# [Task to carry out]
Repeat the entire listing exactly as written.

# [Extracted data]
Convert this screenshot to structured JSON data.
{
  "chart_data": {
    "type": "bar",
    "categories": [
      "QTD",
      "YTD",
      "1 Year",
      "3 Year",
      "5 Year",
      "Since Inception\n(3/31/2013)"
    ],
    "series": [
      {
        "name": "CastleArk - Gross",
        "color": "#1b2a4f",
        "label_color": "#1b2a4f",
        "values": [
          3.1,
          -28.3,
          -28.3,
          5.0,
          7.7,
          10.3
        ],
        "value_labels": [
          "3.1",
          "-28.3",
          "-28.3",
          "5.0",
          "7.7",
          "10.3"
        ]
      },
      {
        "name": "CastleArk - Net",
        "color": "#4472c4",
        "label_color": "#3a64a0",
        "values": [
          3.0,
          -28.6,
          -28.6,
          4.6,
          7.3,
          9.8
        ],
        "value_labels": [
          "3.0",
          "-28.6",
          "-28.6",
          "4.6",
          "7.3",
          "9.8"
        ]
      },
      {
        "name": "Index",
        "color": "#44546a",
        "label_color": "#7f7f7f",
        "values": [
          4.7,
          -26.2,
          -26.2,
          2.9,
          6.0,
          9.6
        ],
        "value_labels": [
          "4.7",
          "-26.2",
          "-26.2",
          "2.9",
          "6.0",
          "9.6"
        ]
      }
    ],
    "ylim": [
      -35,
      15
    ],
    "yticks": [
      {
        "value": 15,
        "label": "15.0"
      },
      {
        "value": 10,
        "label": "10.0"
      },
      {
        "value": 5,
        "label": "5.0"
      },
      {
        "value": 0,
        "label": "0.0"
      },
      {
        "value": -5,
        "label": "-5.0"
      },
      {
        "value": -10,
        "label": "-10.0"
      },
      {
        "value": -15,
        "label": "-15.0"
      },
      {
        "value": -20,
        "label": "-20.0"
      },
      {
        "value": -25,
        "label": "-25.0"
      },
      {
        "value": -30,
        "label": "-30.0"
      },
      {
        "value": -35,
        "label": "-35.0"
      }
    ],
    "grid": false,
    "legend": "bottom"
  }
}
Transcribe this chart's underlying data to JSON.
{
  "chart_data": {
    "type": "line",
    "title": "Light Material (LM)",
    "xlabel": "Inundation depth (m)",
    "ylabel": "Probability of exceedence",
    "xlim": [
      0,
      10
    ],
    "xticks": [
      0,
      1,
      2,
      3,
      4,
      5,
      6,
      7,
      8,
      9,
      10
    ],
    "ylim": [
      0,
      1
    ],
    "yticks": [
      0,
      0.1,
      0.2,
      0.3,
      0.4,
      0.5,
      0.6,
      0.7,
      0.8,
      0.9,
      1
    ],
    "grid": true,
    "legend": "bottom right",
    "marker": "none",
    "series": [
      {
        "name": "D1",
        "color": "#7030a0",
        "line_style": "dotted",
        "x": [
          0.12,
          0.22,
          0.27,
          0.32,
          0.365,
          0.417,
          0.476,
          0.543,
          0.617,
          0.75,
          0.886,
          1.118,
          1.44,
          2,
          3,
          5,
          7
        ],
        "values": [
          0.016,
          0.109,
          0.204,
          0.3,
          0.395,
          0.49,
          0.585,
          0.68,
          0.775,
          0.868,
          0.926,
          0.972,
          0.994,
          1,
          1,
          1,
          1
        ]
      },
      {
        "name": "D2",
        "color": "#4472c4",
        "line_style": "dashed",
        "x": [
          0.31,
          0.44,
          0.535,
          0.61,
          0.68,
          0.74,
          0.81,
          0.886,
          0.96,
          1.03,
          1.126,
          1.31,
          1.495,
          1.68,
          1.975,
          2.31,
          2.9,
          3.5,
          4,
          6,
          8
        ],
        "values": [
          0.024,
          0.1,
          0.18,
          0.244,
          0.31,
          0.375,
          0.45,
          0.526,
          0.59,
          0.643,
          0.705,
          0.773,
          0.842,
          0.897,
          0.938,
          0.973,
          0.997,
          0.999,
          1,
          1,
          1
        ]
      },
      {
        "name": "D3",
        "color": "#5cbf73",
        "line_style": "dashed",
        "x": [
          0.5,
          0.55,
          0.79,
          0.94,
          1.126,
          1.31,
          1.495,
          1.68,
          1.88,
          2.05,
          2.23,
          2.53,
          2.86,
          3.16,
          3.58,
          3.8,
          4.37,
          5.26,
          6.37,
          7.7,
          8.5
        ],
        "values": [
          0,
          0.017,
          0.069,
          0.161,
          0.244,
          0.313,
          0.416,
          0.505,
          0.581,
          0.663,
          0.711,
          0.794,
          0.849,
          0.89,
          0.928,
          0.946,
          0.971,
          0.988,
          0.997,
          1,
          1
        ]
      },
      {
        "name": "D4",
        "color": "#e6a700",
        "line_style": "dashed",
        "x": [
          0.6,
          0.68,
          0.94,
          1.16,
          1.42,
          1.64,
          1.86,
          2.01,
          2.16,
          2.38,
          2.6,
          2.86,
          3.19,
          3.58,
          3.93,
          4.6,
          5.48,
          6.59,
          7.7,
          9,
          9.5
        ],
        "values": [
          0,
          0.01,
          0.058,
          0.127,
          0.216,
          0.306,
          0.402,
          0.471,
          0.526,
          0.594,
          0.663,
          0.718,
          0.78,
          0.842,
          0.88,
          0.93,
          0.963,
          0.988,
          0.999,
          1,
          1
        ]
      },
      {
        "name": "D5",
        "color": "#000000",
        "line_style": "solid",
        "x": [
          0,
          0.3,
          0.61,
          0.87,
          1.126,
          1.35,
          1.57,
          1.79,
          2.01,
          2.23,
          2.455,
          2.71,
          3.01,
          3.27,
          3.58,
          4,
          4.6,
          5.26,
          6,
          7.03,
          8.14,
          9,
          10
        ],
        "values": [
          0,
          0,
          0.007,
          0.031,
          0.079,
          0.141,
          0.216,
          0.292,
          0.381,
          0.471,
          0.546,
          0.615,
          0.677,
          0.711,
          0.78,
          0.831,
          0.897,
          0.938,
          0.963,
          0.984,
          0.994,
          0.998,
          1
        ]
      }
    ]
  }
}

# [Answer to the task]
Convert this screenshot to structured JSON data.
{
  "chart_data": {
    "type": "bar",
    "categories": [
      "QTD",
      "YTD",
      "1 Year",
      "3 Year",
      "5 Year",
      "Since Inception\n(3/31/2013)"
    ],
    "series": [
      {
        "name": "CastleArk - Gross",
        "color": "#1b2a4f",
        "label_color": "#1b2a4f",
        "values": [
          3.1,
          -28.3,
          -28.3,
          5.0,
          7.7,
          10.3
        ],
        "value_labels": [
          "3.1",
          "-28.3",
          "-28.3",
          "5.0",
          "7.7",
          "10.3"
        ]
      },
      {
        "name": "CastleArk - Net",
        "color": "#4472c4",
        "label_color": "#3a64a0",
        "values": [
          3.0,
          -28.6,
          -28.6,
          4.6,
          7.3,
          9.8
        ],
        "value_labels": [
          "3.0",
          "-28.6",
          "-28.6",
          "4.6",
          "7.3",
          "9.8"
        ]
      },
      {
        "name": "Index",
        "color": "#44546a",
        "label_color": "#7f7f7f",
        "values": [
          4.7,
          -26.2,
          -26.2,
          2.9,
          6.0,
          9.6
        ],
        "value_labels": [
          "4.7",
          "-26.2",
          "-26.2",
          "2.9",
          "6.0",
          "9.6"
        ]
      }
    ],
    "ylim": [
      -35,
      15
    ],
    "yticks": [
      {
        "value": 15,
        "label": "15.0"
      },
      {
        "value": 10,
        "label": "10.0"
      },
      {
        "value": 5,
        "label": "5.0"
      },
      {
        "value": 0,
        "label": "0.0"
      },
      {
        "value": -5,
        "label": "-5.0"
      },
      {
        "value": -10,
        "label": "-10.0"
      },
      {
        "value": -15,
        "label": "-15.0"
      },
      {
        "value": -20,
        "label": "-20.0"
      },
      {
        "value": -25,
        "label": "-25.0"
      },
      {
        "value": -30,
        "label": "-30.0"
      },
      {
        "value": -35,
        "label": "-35.0"
      }
    ],
    "grid": false,
    "legend": "bottom"
  }
}
Transcribe this chart's underlying data to JSON.
{
  "chart_data": {
    "type": "line",
    "title": "Light Material (LM)",
    "xlabel": "Inundation depth (m)",
    "ylabel": "Probability of exceedence",
    "xlim": [
      0,
      10
    ],
    "xticks": [
      0,
      1,
      2,
      3,
      4,
      5,
      6,
      7,
      8,
      9,
      10
    ],
    "ylim": [
      0,
      1
    ],
    "yticks": [
      0,
      0.1,
      0.2,
      0.3,
      0.4,
      0.5,
      0.6,
      0.7,
      0.8,
      0.9,
      1
    ],
    "grid": true,
    "legend": "bottom right",
    "marker": "none",
    "series": [
      {
        "name": "D1",
        "color": "#7030a0",
        "line_style": "dotted",
        "x": [
          0.12,
          0.22,
          0.27,
          0.32,
          0.365,
          0.417,
          0.476,
          0.543,
          0.617,
          0.75,
          0.886,
          1.118,
          1.44,
          2,
          3,
          5,
          7
        ],
        "values": [
          0.016,
          0.109,
          0.204,
          0.3,
          0.395,
          0.49,
          0.585,
          0.68,
          0.775,
          0.868,
          0.926,
          0.972,
          0.994,
          1,
          1,
          1,
          1
        ]
      },
      {
        "name": "D2",
        "color": "#4472c4",
        "line_style": "dashed",
        "x": [
          0.31,
          0.44,
          0.535,
          0.61,
          0.68,
          0.74,
          0.81,
          0.886,
          0.96,
          1.03,
          1.126,
          1.31,
          1.495,
          1.68,
          1.975,
          2.31,
          2.9,
          3.5,
          4,
          6,
          8
        ],
        "values": [
          0.024,
          0.1,
          0.18,
          0.244,
          0.31,
          0.375,
          0.45,
          0.526,
          0.59,
          0.643,
          0.705,
          0.773,
          0.842,
          0.897,
          0.938,
          0.973,
          0.997,
          0.999,
          1,
          1,
          1
        ]
      },
      {
        "name": "D3",
        "color": "#5cbf73",
        "line_style": "dashed",
        "x": [
          0.5,
          0.55,
          0.79,
          0.94,
          1.126,
          1.31,
          1.495,
          1.68,
          1.88,
          2.05,
          2.23,
          2.53,
          2.86,
          3.16,
          3.58,
          3.8,
          4.37,
          5.26,
          6.37,
          7.7,
          8.5
        ],
        "values": [
          0,
          0.017,
          0.069,
          0.161,
          0.244,
          0.313,
          0.416,
          0.505,
          0.581,
          0.663,
          0.711,
          0.794,
          0.849,
          0.89,
          0.928,
          0.946,
          0.971,
          0.988,
          0.997,
          1,
          1
        ]
      },
      {
        "name": "D4",
        "color": "#e6a700",
        "line_style": "dashed",
        "x": [
          0.6,
          0.68,
          0.94,
          1.16,
          1.42,
          1.64,
          1.86,
          2.01,
          2.16,
          2.38,
          2.6,
          2.86,
          3.19,
          3.58,
          3.93,
          4.6,
          5.48,
          6.59,
          7.7,
          9,
          9.5
        ],
        "values": [
          0,
          0.01,
          0.058,
          0.127,
          0.216,
          0.306,
          0.402,
          0.471,
          0.526,
          0.594,
          0.663,
          0.718,
          0.78,
          0.842,
          0.88,
          0.93,
          0.963,
          0.988,
          0.999,
          1,
          1
        ]
      },
      {
        "name": "D5",
        "color": "#000000",
        "line_style": "solid",
        "x": [
          0,
          0.3,
          0.61,
          0.87,
          1.126,
          1.35,
          1.57,
          1.79,
          2.01,
          2.23,
          2.455,
          2.71,
          3.01,
          3.27,
          3.58,
          4,
          4.6,
          5.26,
          6,
          7.03,
          8.14,
          9,
          10
        ],
        "values": [
          0,
          0,
          0.007,
          0.031,
          0.079,
          0.141,
          0.216,
          0.292,
          0.381,
          0.471,
          0.546,
          0.615,
          0.677,
          0.711,
          0.78,
          0.831,
          0.897,
          0.938,
          0.963,
          0.984,
          0.994,
          0.998,
          1
        ]
      }
    ]
  }
}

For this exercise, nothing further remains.